• INSTRUCTIONS TO FOLLOW:
With the pictures omitted, write out the entries that follow exactly as they stand.

• SUPPLIED RECORDS:
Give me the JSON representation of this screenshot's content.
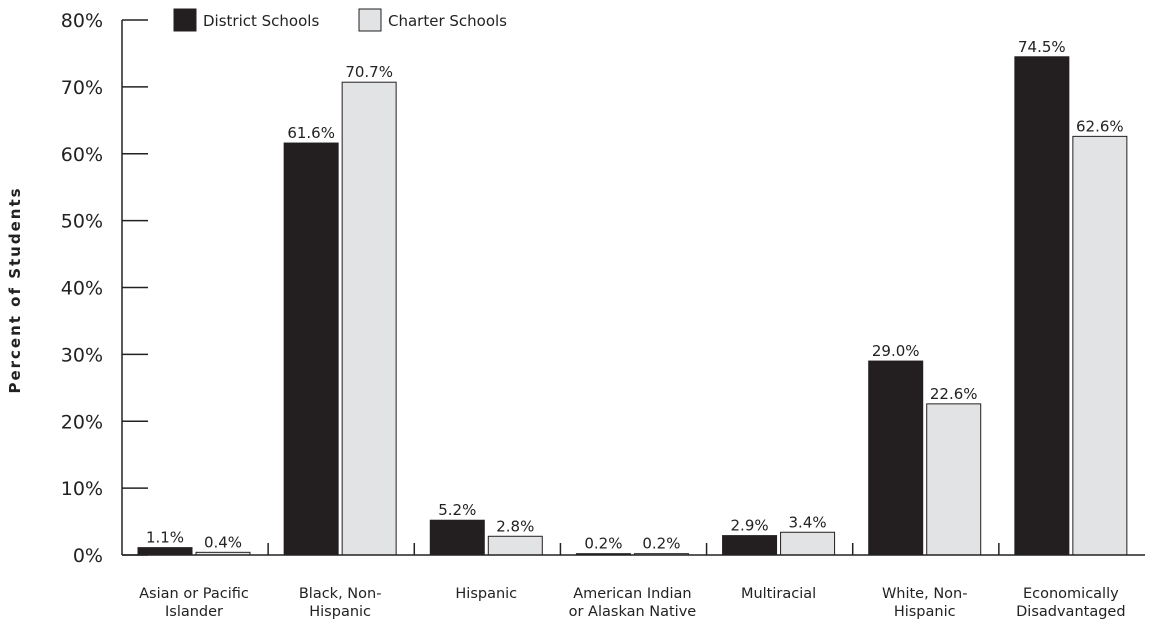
{
  "chart_data": {
    "type": "bar",
    "title": "",
    "xlabel": "",
    "ylabel": "Percent of Students",
    "ylim": [
      0,
      80
    ],
    "yticks": [
      0,
      10,
      20,
      30,
      40,
      50,
      60,
      70,
      80
    ],
    "ytick_labels": [
      "0%",
      "10%",
      "20%",
      "30%",
      "40%",
      "50%",
      "60%",
      "70%",
      "80%"
    ],
    "grid": false,
    "legend_position": "top-left",
    "categories": [
      [
        "Asian or Pacific",
        "Islander"
      ],
      [
        "Black, Non-",
        "Hispanic"
      ],
      [
        "Hispanic"
      ],
      [
        "American Indian",
        "or Alaskan Native"
      ],
      [
        "Multiracial"
      ],
      [
        "White, Non-",
        "Hispanic"
      ],
      [
        "Economically",
        "Disadvantaged"
      ]
    ],
    "series": [
      {
        "name": "District Schools",
        "color": "#231f20",
        "values": [
          1.1,
          61.6,
          5.2,
          0.2,
          2.9,
          29.0,
          74.5
        ],
        "labels": [
          "1.1%",
          "61.6%",
          "5.2%",
          "0.2%",
          "2.9%",
          "29.0%",
          "74.5%"
        ]
      },
      {
        "name": "Charter Schools",
        "color": "#e2e3e4",
        "values": [
          0.4,
          70.7,
          2.8,
          0.2,
          3.4,
          22.6,
          62.6
        ],
        "labels": [
          "0.4%",
          "70.7%",
          "2.8%",
          "0.2%",
          "3.4%",
          "22.6%",
          "62.6%"
        ]
      }
    ]
  }
}
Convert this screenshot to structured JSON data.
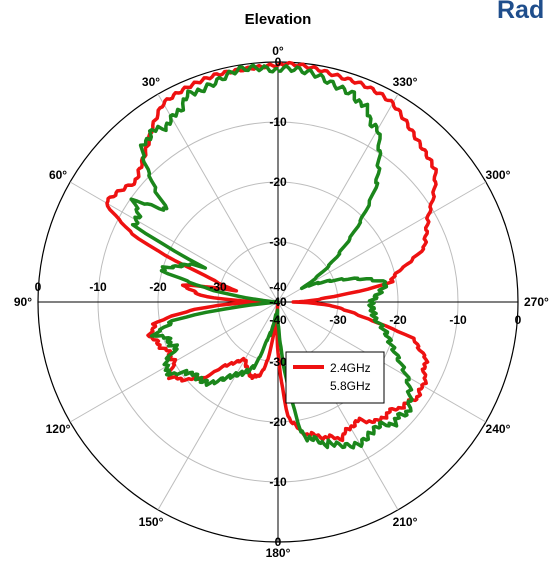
{
  "header": {
    "title_fragment": "Rad"
  },
  "chart_data": {
    "type": "polar-line",
    "title": "Elevation",
    "angle_ticks": [
      {
        "deg": 0,
        "label": "0°"
      },
      {
        "deg": 30,
        "label": "30°"
      },
      {
        "deg": 60,
        "label": "60°"
      },
      {
        "deg": 90,
        "label": "90°"
      },
      {
        "deg": 120,
        "label": "120°"
      },
      {
        "deg": 150,
        "label": "150°"
      },
      {
        "deg": 180,
        "label": "180°"
      },
      {
        "deg": 210,
        "label": "210°"
      },
      {
        "deg": 240,
        "label": "240°"
      },
      {
        "deg": 270,
        "label": "270°"
      },
      {
        "deg": 300,
        "label": "300°"
      },
      {
        "deg": 330,
        "label": "330°"
      }
    ],
    "radial_ticks": [
      {
        "value": 0,
        "label": "0"
      },
      {
        "value": -10,
        "label": "-10"
      },
      {
        "value": -20,
        "label": "-20"
      },
      {
        "value": -30,
        "label": "-30"
      },
      {
        "value": -40,
        "label": "-40"
      }
    ],
    "rlim": [
      -40,
      0
    ],
    "angle_direction": "counterclockwise from top",
    "grid": true,
    "legend_position": "center-right",
    "series": [
      {
        "name": "2.4GHz",
        "color": "#ee1111",
        "angles": [
          0,
          15,
          30,
          40,
          50,
          60,
          65,
          70,
          75,
          80,
          85,
          90,
          95,
          100,
          105,
          110,
          115,
          120,
          125,
          130,
          135,
          140,
          150,
          160,
          165,
          170,
          175,
          180,
          185,
          190,
          195,
          200,
          205,
          210,
          215,
          220,
          225,
          230,
          235,
          240,
          245,
          250,
          255,
          260,
          265,
          270,
          275,
          280,
          285,
          290,
          300,
          310,
          320,
          330,
          340,
          350,
          360
        ],
        "values": [
          -0.5,
          -0.6,
          -2,
          -6,
          -9,
          -7,
          -13,
          -27,
          -33,
          -24,
          -27,
          -38,
          -26,
          -19,
          -18,
          -19,
          -20,
          -20,
          -18,
          -20,
          -22,
          -26,
          -29,
          -27,
          -27,
          -30,
          -40,
          -32,
          -21,
          -18,
          -17,
          -16,
          -15,
          -16,
          -16,
          -14,
          -14,
          -13,
          -12,
          -12,
          -13,
          -14,
          -17,
          -26,
          -30,
          -37,
          -32,
          -21,
          -19,
          -14,
          -11,
          -6,
          -4,
          -2,
          -1,
          -0.6,
          -0.5
        ]
      },
      {
        "name": "5.8GHz",
        "color": "#1b861b",
        "angles": [
          0,
          10,
          20,
          25,
          30,
          35,
          40,
          45,
          50,
          55,
          60,
          62,
          65,
          70,
          75,
          80,
          85,
          90,
          95,
          100,
          105,
          110,
          115,
          120,
          125,
          130,
          140,
          150,
          160,
          165,
          170,
          175,
          180,
          185,
          190,
          195,
          200,
          210,
          220,
          225,
          230,
          240,
          250,
          260,
          270,
          280,
          290,
          300,
          310,
          320,
          330,
          335,
          340,
          350,
          360
        ],
        "values": [
          -1.5,
          -1,
          -2,
          -3,
          -5,
          -5,
          -5,
          -9,
          -16,
          -11,
          -13,
          -13,
          -26,
          -22,
          -20,
          -30,
          -39,
          -39.5,
          -40,
          -22,
          -19,
          -21,
          -21,
          -18,
          -19,
          -22,
          -22,
          -26,
          -29,
          -34,
          -37,
          -38,
          -37.5,
          -30,
          -18,
          -16,
          -15,
          -13,
          -13,
          -12,
          -12,
          -15,
          -20,
          -24,
          -24,
          -22,
          -29,
          -35,
          -26,
          -14,
          -7,
          -5,
          -3,
          -1.5,
          -1.5
        ]
      }
    ]
  }
}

• EXERCISE ANSWER:
Give me the JSON representation of this screenshot's content.
{
  "chart_data": {
    "type": "bar",
    "title": "",
    "xlabel": "",
    "ylabel": "Percent of Students",
    "ylim": [
      0,
      80
    ],
    "yticks": [
      0,
      10,
      20,
      30,
      40,
      50,
      60,
      70,
      80
    ],
    "ytick_labels": [
      "0%",
      "10%",
      "20%",
      "30%",
      "40%",
      "50%",
      "60%",
      "70%",
      "80%"
    ],
    "grid": false,
    "legend_position": "top-left",
    "categories": [
      [
        "Asian or Pacific",
        "Islander"
      ],
      [
        "Black, Non-",
        "Hispanic"
      ],
      [
        "Hispanic"
      ],
      [
        "American Indian",
        "or Alaskan Native"
      ],
      [
        "Multiracial"
      ],
      [
        "White, Non-",
        "Hispanic"
      ],
      [
        "Economically",
        "Disadvantaged"
      ]
    ],
    "series": [
      {
        "name": "District Schools",
        "color": "#231f20",
        "values": [
          1.1,
          61.6,
          5.2,
          0.2,
          2.9,
          29.0,
          74.5
        ],
        "labels": [
          "1.1%",
          "61.6%",
          "5.2%",
          "0.2%",
          "2.9%",
          "29.0%",
          "74.5%"
        ]
      },
      {
        "name": "Charter Schools",
        "color": "#e2e3e4",
        "values": [
          0.4,
          70.7,
          2.8,
          0.2,
          3.4,
          22.6,
          62.6
        ],
        "labels": [
          "0.4%",
          "70.7%",
          "2.8%",
          "0.2%",
          "3.4%",
          "22.6%",
          "62.6%"
        ]
      }
    ]
  }
}
Convert this screenshot to structured JSON data.
{
  "header": {
    "title_fragment": "Rad"
  },
  "chart_data": {
    "type": "polar-line",
    "title": "Elevation",
    "angle_ticks": [
      {
        "deg": 0,
        "label": "0°"
      },
      {
        "deg": 30,
        "label": "30°"
      },
      {
        "deg": 60,
        "label": "60°"
      },
      {
        "deg": 90,
        "label": "90°"
      },
      {
        "deg": 120,
        "label": "120°"
      },
      {
        "deg": 150,
        "label": "150°"
      },
      {
        "deg": 180,
        "label": "180°"
      },
      {
        "deg": 210,
        "label": "210°"
      },
      {
        "deg": 240,
        "label": "240°"
      },
      {
        "deg": 270,
        "label": "270°"
      },
      {
        "deg": 300,
        "label": "300°"
      },
      {
        "deg": 330,
        "label": "330°"
      }
    ],
    "radial_ticks": [
      {
        "value": 0,
        "label": "0"
      },
      {
        "value": -10,
        "label": "-10"
      },
      {
        "value": -20,
        "label": "-20"
      },
      {
        "value": -30,
        "label": "-30"
      },
      {
        "value": -40,
        "label": "-40"
      }
    ],
    "rlim": [
      -40,
      0
    ],
    "angle_direction": "counterclockwise from top",
    "grid": true,
    "legend_position": "center-right",
    "series": [
      {
        "name": "2.4GHz",
        "color": "#ee1111",
        "angles": [
          0,
          15,
          30,
          40,
          50,
          60,
          65,
          70,
          75,
          80,
          85,
          90,
          95,
          100,
          105,
          110,
          115,
          120,
          125,
          130,
          135,
          140,
          150,
          160,
          165,
          170,
          175,
          180,
          185,
          190,
          195,
          200,
          205,
          210,
          215,
          220,
          225,
          230,
          235,
          240,
          245,
          250,
          255,
          260,
          265,
          270,
          275,
          280,
          285,
          290,
          300,
          310,
          320,
          330,
          340,
          350,
          360
        ],
        "values": [
          -0.5,
          -0.6,
          -2,
          -6,
          -9,
          -7,
          -13,
          -27,
          -33,
          -24,
          -27,
          -38,
          -26,
          -19,
          -18,
          -19,
          -20,
          -20,
          -18,
          -20,
          -22,
          -26,
          -29,
          -27,
          -27,
          -30,
          -40,
          -32,
          -21,
          -18,
          -17,
          -16,
          -15,
          -16,
          -16,
          -14,
          -14,
          -13,
          -12,
          -12,
          -13,
          -14,
          -17,
          -26,
          -30,
          -37,
          -32,
          -21,
          -19,
          -14,
          -11,
          -6,
          -4,
          -2,
          -1,
          -0.6,
          -0.5
        ]
      },
      {
        "name": "5.8GHz",
        "color": "#1b861b",
        "angles": [
          0,
          10,
          20,
          25,
          30,
          35,
          40,
          45,
          50,
          55,
          60,
          62,
          65,
          70,
          75,
          80,
          85,
          90,
          95,
          100,
          105,
          110,
          115,
          120,
          125,
          130,
          140,
          150,
          160,
          165,
          170,
          175,
          180,
          185,
          190,
          195,
          200,
          210,
          220,
          225,
          230,
          240,
          250,
          260,
          270,
          280,
          290,
          300,
          310,
          320,
          330,
          335,
          340,
          350,
          360
        ],
        "values": [
          -1.5,
          -1,
          -2,
          -3,
          -5,
          -5,
          -5,
          -9,
          -16,
          -11,
          -13,
          -13,
          -26,
          -22,
          -20,
          -30,
          -39,
          -39.5,
          -40,
          -22,
          -19,
          -21,
          -21,
          -18,
          -19,
          -22,
          -22,
          -26,
          -29,
          -34,
          -37,
          -38,
          -37.5,
          -30,
          -18,
          -16,
          -15,
          -13,
          -13,
          -12,
          -12,
          -15,
          -20,
          -24,
          -24,
          -22,
          -29,
          -35,
          -26,
          -14,
          -7,
          -5,
          -3,
          -1.5,
          -1.5
        ]
      }
    ]
  }
}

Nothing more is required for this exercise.